◆ Set problem ◆
Your task is to copy the listing exactly. Drop any pictures from the copy.

◆ Source data ◆
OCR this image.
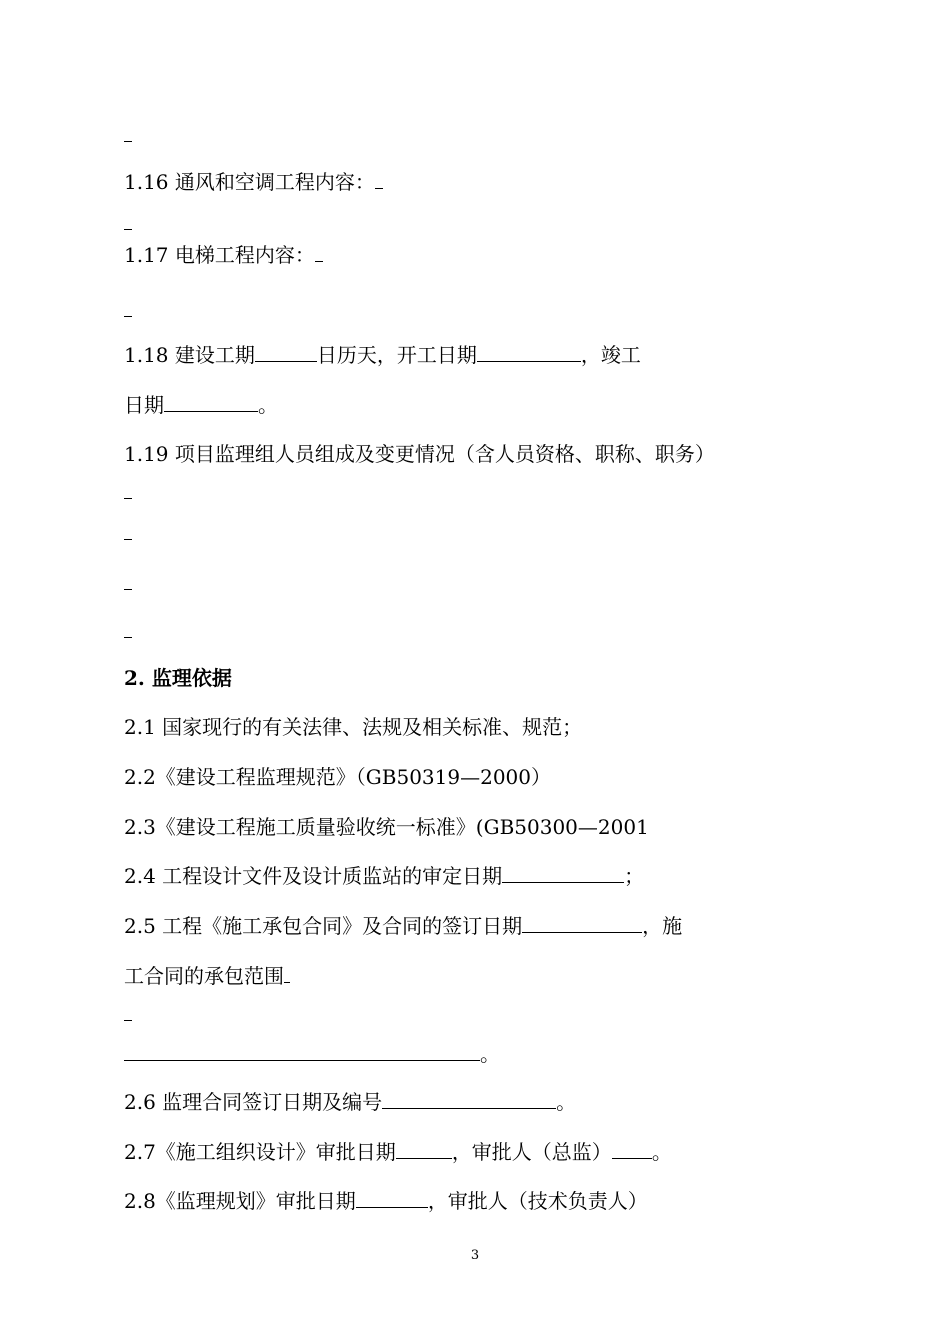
1.16 通风和空调工程内容：
1.17 电梯工程内容：
1.18 建设工期	日历天，开工日期	，竣工
日期	。
1.19 项目监理组人员组成及变更情况（含人员资格、职称、职务）
2. 监理依据
2.1 国家现行的有关法律、法规及相关标准、规范；
2.2《建设工程监理规范》（GB50319—2000）
2.3《建设工程施工质量验收统一标准》(GB50300—2001
2.4 工程设计文件及设计质监站的审定日期	；
2.5 工程《施工承包合同》及合同的签订日期	，施
工合同的承包范围
。
2.6 监理合同签订日期及编号	。
2.7《施工组织设计》审批日期	，审批人（总监） 。
2.8《监理规划》审批日期	，审批人（技术负责人）
3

◆ Worked answer ◆
OCR this image.
1.16 通风和空调工程内容：
1.17 电梯工程内容：
1.18 建设工期	日历天，开工日期	，竣工
日期	。
1.19 项目监理组人员组成及变更情况（含人员资格、职称、职务）
2. 监理依据
2.1 国家现行的有关法律、法规及相关标准、规范；
2.2《建设工程监理规范》（GB50319—2000）
2.3《建设工程施工质量验收统一标准》(GB50300—2001
2.4 工程设计文件及设计质监站的审定日期	；
2.5 工程《施工承包合同》及合同的签订日期	，施
工合同的承包范围
。
2.6 监理合同签订日期及编号	。
2.7《施工组织设计》审批日期	，审批人（总监） 。
2.8《监理规划》审批日期	，审批人（技术负责人）
3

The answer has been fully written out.